» **INSTRUCTIONS TO FOLLOW**
Which lines below hold the word "annotation"? Copy all of them.

» **INFORMATION SUPPLIED**

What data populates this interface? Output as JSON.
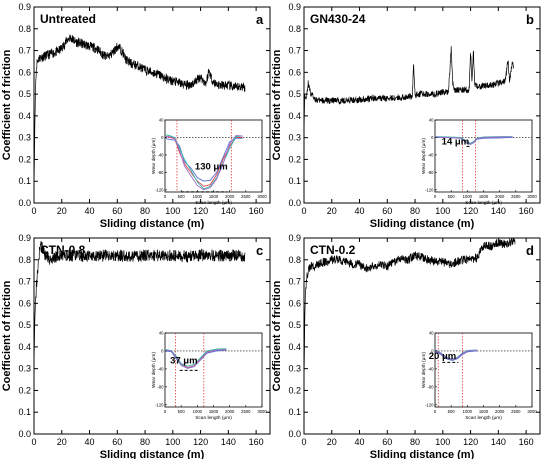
{
  "chart_data": [
    {
      "type": "line",
      "panel_letter": "a",
      "sample_label": "Untreated",
      "xlabel": "Sliding distance (m)",
      "ylabel": "Coefficient of friction",
      "xlim": [
        0,
        170
      ],
      "ylim": [
        0,
        0.9
      ],
      "xticks": [
        "0",
        "20",
        "40",
        "60",
        "80",
        "100",
        "120",
        "140",
        "160"
      ],
      "yticks": [
        "0.0",
        "0.1",
        "0.2",
        "0.3",
        "0.4",
        "0.5",
        "0.6",
        "0.7",
        "0.8",
        "0.9"
      ],
      "noise": 0.022,
      "series": [
        {
          "x": [
            0,
            0.5,
            1,
            1.5,
            2,
            3,
            4,
            5,
            6,
            8,
            10,
            12,
            15,
            18,
            20,
            22,
            24,
            26,
            28,
            30,
            35,
            40,
            45,
            50,
            52,
            55,
            58,
            60,
            62,
            64,
            66,
            70,
            75,
            80,
            85,
            90,
            95,
            100,
            105,
            110,
            115,
            118,
            120,
            122,
            124,
            125,
            126,
            128,
            130,
            135,
            140,
            145,
            150,
            152
          ],
          "y": [
            0.05,
            0.3,
            0.5,
            0.6,
            0.64,
            0.66,
            0.665,
            0.67,
            0.67,
            0.675,
            0.68,
            0.685,
            0.69,
            0.7,
            0.71,
            0.73,
            0.75,
            0.76,
            0.75,
            0.74,
            0.73,
            0.72,
            0.71,
            0.68,
            0.67,
            0.68,
            0.7,
            0.72,
            0.71,
            0.69,
            0.66,
            0.64,
            0.63,
            0.61,
            0.6,
            0.59,
            0.57,
            0.56,
            0.55,
            0.54,
            0.55,
            0.57,
            0.58,
            0.56,
            0.55,
            0.58,
            0.61,
            0.57,
            0.55,
            0.54,
            0.54,
            0.53,
            0.535,
            0.53
          ]
        }
      ],
      "inset": {
        "xlabel": "Scan length (μm)",
        "ylabel": "Wear depth (μm)",
        "xlim": [
          0,
          3000
        ],
        "ylim": [
          -125,
          40
        ],
        "xticks": [
          "0",
          "500",
          "1000",
          "1500",
          "2000",
          "2500",
          "3000"
        ],
        "yticks": [
          "40",
          "0",
          "-40",
          "-80",
          "-120"
        ],
        "annotation": "130 μm",
        "markers": [
          370,
          2050
        ],
        "profiles": [
          {
            "color": "#e0454a",
            "x": [
              0,
              150,
              300,
              450,
              600,
              800,
              1000,
              1200,
              1400,
              1600,
              1800,
              2000,
              2200,
              2400
            ],
            "y": [
              3,
              0,
              -3,
              -35,
              -60,
              -80,
              -100,
              -112,
              -108,
              -85,
              -50,
              -20,
              0,
              0
            ]
          },
          {
            "color": "#5a6fd0",
            "x": [
              0,
              150,
              300,
              450,
              600,
              800,
              1000,
              1200,
              1400,
              1600,
              1800,
              2000,
              2200,
              2400
            ],
            "y": [
              -2,
              -5,
              -6,
              -20,
              -55,
              -70,
              -92,
              -100,
              -98,
              -80,
              -45,
              -10,
              -2,
              -2
            ]
          },
          {
            "color": "#2fb8a8",
            "x": [
              0,
              150,
              300,
              450,
              600,
              800,
              1000,
              1200,
              1400,
              1600,
              1800,
              2000,
              2200,
              2400
            ],
            "y": [
              6,
              4,
              0,
              -25,
              -50,
              -75,
              -102,
              -118,
              -112,
              -92,
              -58,
              -25,
              2,
              3
            ]
          },
          {
            "color": "#a070c8",
            "x": [
              0,
              150,
              300,
              450,
              600,
              800,
              1000,
              1200,
              1400,
              1600,
              1800,
              2000,
              2200,
              2400
            ],
            "y": [
              2,
              2,
              -2,
              -30,
              -65,
              -88,
              -110,
              -120,
              -115,
              -95,
              -60,
              -15,
              5,
              3
            ]
          }
        ]
      }
    },
    {
      "type": "line",
      "panel_letter": "b",
      "sample_label": "GN430-24",
      "xlabel": "Sliding distance (m)",
      "ylabel": "Coefficient of friction",
      "xlim": [
        0,
        170
      ],
      "ylim": [
        0,
        0.9
      ],
      "xticks": [
        "0",
        "20",
        "40",
        "60",
        "80",
        "100",
        "120",
        "140",
        "160"
      ],
      "yticks": [
        "0.0",
        "0.1",
        "0.2",
        "0.3",
        "0.4",
        "0.5",
        "0.6",
        "0.7",
        "0.8",
        "0.9"
      ],
      "noise": 0.015,
      "series": [
        {
          "x": [
            0,
            0.5,
            1,
            2,
            3,
            5,
            8,
            10,
            15,
            20,
            30,
            40,
            50,
            60,
            70,
            78,
            79,
            80,
            81,
            82,
            90,
            95,
            100,
            104,
            105,
            106,
            107,
            108,
            110,
            115,
            119,
            120,
            121,
            122,
            123,
            125,
            130,
            135,
            140,
            145,
            147,
            148,
            149,
            150,
            151
          ],
          "y": [
            0.3,
            0.5,
            0.48,
            0.5,
            0.55,
            0.5,
            0.48,
            0.47,
            0.47,
            0.47,
            0.47,
            0.475,
            0.48,
            0.48,
            0.485,
            0.49,
            0.64,
            0.49,
            0.5,
            0.5,
            0.5,
            0.5,
            0.51,
            0.51,
            0.6,
            0.72,
            0.56,
            0.52,
            0.52,
            0.52,
            0.52,
            0.7,
            0.55,
            0.7,
            0.55,
            0.53,
            0.54,
            0.54,
            0.55,
            0.56,
            0.66,
            0.56,
            0.6,
            0.65,
            0.62
          ]
        }
      ],
      "inset": {
        "xlabel": "Scan length (μm)",
        "ylabel": "Wear depth (μm)",
        "xlim": [
          0,
          3000
        ],
        "ylim": [
          -125,
          40
        ],
        "xticks": [
          "0",
          "500",
          "1000",
          "1500",
          "2000",
          "2500",
          "3000"
        ],
        "yticks": [
          "40",
          "0",
          "-40",
          "-80",
          "-120"
        ],
        "annotation": "14 μm",
        "markers": [
          850,
          1250
        ],
        "profiles": [
          {
            "color": "#e0454a",
            "x": [
              0,
              400,
              800,
              900,
              1000,
              1100,
              1200,
              1300,
              1500,
              2000,
              2400
            ],
            "y": [
              0,
              0,
              0,
              -6,
              -12,
              -14,
              -10,
              -3,
              0,
              0,
              0
            ]
          },
          {
            "color": "#5a6fd0",
            "x": [
              0,
              400,
              800,
              900,
              1000,
              1100,
              1200,
              1300,
              1500,
              2000,
              2400
            ],
            "y": [
              0,
              0,
              -2,
              -8,
              -14,
              -16,
              -12,
              -4,
              -2,
              -1,
              0
            ]
          },
          {
            "color": "#2fb8a8",
            "x": [
              0,
              400,
              800,
              900,
              1000,
              1100,
              1200,
              1300,
              1500,
              2000,
              2400
            ],
            "y": [
              2,
              1,
              0,
              -5,
              -11,
              -13,
              -9,
              -2,
              1,
              2,
              2
            ]
          },
          {
            "color": "#a070c8",
            "x": [
              0,
              400,
              800,
              900,
              1000,
              1100,
              1200,
              1300,
              1500,
              2000,
              2400
            ],
            "y": [
              1,
              0,
              -1,
              -7,
              -13,
              -15,
              -11,
              -3,
              0,
              1,
              1
            ]
          }
        ]
      }
    },
    {
      "type": "line",
      "panel_letter": "c",
      "sample_label": "CTN-0.8",
      "xlabel": "Sliding distance (m)",
      "ylabel": "Coefficient of friction",
      "xlim": [
        0,
        170
      ],
      "ylim": [
        0,
        0.9
      ],
      "xticks": [
        "0",
        "20",
        "40",
        "60",
        "80",
        "100",
        "120",
        "140",
        "160"
      ],
      "yticks": [
        "0.0",
        "0.1",
        "0.2",
        "0.3",
        "0.4",
        "0.5",
        "0.6",
        "0.7",
        "0.8",
        "0.9"
      ],
      "noise": 0.028,
      "series": [
        {
          "x": [
            0,
            0.5,
            1,
            2,
            3,
            4,
            5,
            6,
            7,
            8,
            10,
            12,
            15,
            20,
            30,
            40,
            50,
            60,
            70,
            80,
            90,
            100,
            110,
            120,
            130,
            140,
            150,
            152
          ],
          "y": [
            0.3,
            0.5,
            0.6,
            0.7,
            0.78,
            0.84,
            0.87,
            0.86,
            0.84,
            0.82,
            0.81,
            0.8,
            0.81,
            0.82,
            0.82,
            0.815,
            0.82,
            0.82,
            0.815,
            0.82,
            0.82,
            0.82,
            0.815,
            0.82,
            0.82,
            0.82,
            0.82,
            0.82
          ]
        }
      ],
      "inset": {
        "xlabel": "Scan length (μm)",
        "ylabel": "Wear depth (μm)",
        "xlim": [
          0,
          3000
        ],
        "ylim": [
          -125,
          40
        ],
        "xticks": [
          "0",
          "500",
          "1000",
          "1500",
          "2000",
          "2500",
          "3000"
        ],
        "yticks": [
          "40",
          "0",
          "-40",
          "-80",
          "-120"
        ],
        "annotation": "37 μm",
        "markers": [
          330,
          1200
        ],
        "profiles": [
          {
            "color": "#e0454a",
            "x": [
              0,
              200,
              350,
              500,
              700,
              900,
              1100,
              1300,
              1600,
              1900
            ],
            "y": [
              2,
              0,
              -15,
              -30,
              -37,
              -33,
              -18,
              -2,
              3,
              3
            ]
          },
          {
            "color": "#5a6fd0",
            "x": [
              0,
              200,
              350,
              500,
              700,
              900,
              1100,
              1300,
              1600,
              1900
            ],
            "y": [
              0,
              -2,
              -18,
              -32,
              -39,
              -35,
              -20,
              -5,
              0,
              2
            ]
          },
          {
            "color": "#2fb8a8",
            "x": [
              0,
              200,
              350,
              500,
              700,
              900,
              1100,
              1300,
              1600,
              1900
            ],
            "y": [
              3,
              1,
              -12,
              -28,
              -34,
              -30,
              -15,
              0,
              4,
              5
            ]
          },
          {
            "color": "#a070c8",
            "x": [
              0,
              200,
              350,
              500,
              700,
              900,
              1100,
              1300,
              1600,
              1900
            ],
            "y": [
              1,
              0,
              -16,
              -31,
              -38,
              -34,
              -19,
              -3,
              2,
              3
            ]
          }
        ]
      }
    },
    {
      "type": "line",
      "panel_letter": "d",
      "sample_label": "CTN-0.2",
      "xlabel": "Sliding distance (m)",
      "ylabel": "Coefficient of friction",
      "xlim": [
        0,
        170
      ],
      "ylim": [
        0,
        0.9
      ],
      "xticks": [
        "0",
        "20",
        "40",
        "60",
        "80",
        "100",
        "120",
        "140",
        "160"
      ],
      "yticks": [
        "0.0",
        "0.1",
        "0.2",
        "0.3",
        "0.4",
        "0.5",
        "0.6",
        "0.7",
        "0.8",
        "0.9"
      ],
      "noise": 0.02,
      "series": [
        {
          "x": [
            0,
            0.5,
            1,
            2,
            3,
            5,
            8,
            10,
            15,
            20,
            25,
            30,
            35,
            40,
            45,
            50,
            55,
            60,
            65,
            70,
            75,
            80,
            85,
            90,
            95,
            100,
            105,
            110,
            115,
            120,
            125,
            128,
            130,
            135,
            140,
            145,
            150,
            152
          ],
          "y": [
            0.2,
            0.5,
            0.65,
            0.72,
            0.75,
            0.77,
            0.77,
            0.78,
            0.79,
            0.8,
            0.8,
            0.79,
            0.78,
            0.78,
            0.76,
            0.77,
            0.78,
            0.77,
            0.79,
            0.81,
            0.8,
            0.82,
            0.81,
            0.8,
            0.79,
            0.79,
            0.78,
            0.79,
            0.8,
            0.8,
            0.81,
            0.85,
            0.87,
            0.86,
            0.88,
            0.87,
            0.88,
            0.89
          ]
        }
      ],
      "inset": {
        "xlabel": "Scan length (μm)",
        "ylabel": "Wear depth (μm)",
        "xlim": [
          0,
          3000
        ],
        "ylim": [
          -125,
          40
        ],
        "xticks": [
          "0",
          "500",
          "1000",
          "1500",
          "2000",
          "2500",
          "3000"
        ],
        "yticks": [
          "40",
          "0",
          "-40",
          "-80",
          "-120"
        ],
        "annotation": "20 μm",
        "markers": [
          100,
          850
        ],
        "profiles": [
          {
            "color": "#e0454a",
            "x": [
              0,
              100,
              250,
              400,
              550,
              700,
              850,
              1000,
              1300
            ],
            "y": [
              0,
              -2,
              -10,
              -18,
              -20,
              -16,
              -6,
              0,
              1
            ]
          },
          {
            "color": "#5a6fd0",
            "x": [
              0,
              100,
              250,
              400,
              550,
              700,
              850,
              1000,
              1300
            ],
            "y": [
              -2,
              -4,
              -12,
              -19,
              -21,
              -17,
              -8,
              -2,
              0
            ]
          },
          {
            "color": "#2fb8a8",
            "x": [
              0,
              100,
              250,
              400,
              550,
              700,
              850,
              1000,
              1300
            ],
            "y": [
              2,
              0,
              -8,
              -16,
              -18,
              -14,
              -4,
              1,
              2
            ]
          },
          {
            "color": "#a070c8",
            "x": [
              0,
              100,
              250,
              400,
              550,
              700,
              850,
              1000,
              1300
            ],
            "y": [
              1,
              -1,
              -9,
              -17,
              -19,
              -15,
              -5,
              0,
              1
            ]
          }
        ]
      }
    }
  ]
}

» **WRITTEN SOLUTION**
        "annotation": "130 μm",
        "annotation": "14 μm",
        "annotation": "37 μm",
        "annotation": "20 μm",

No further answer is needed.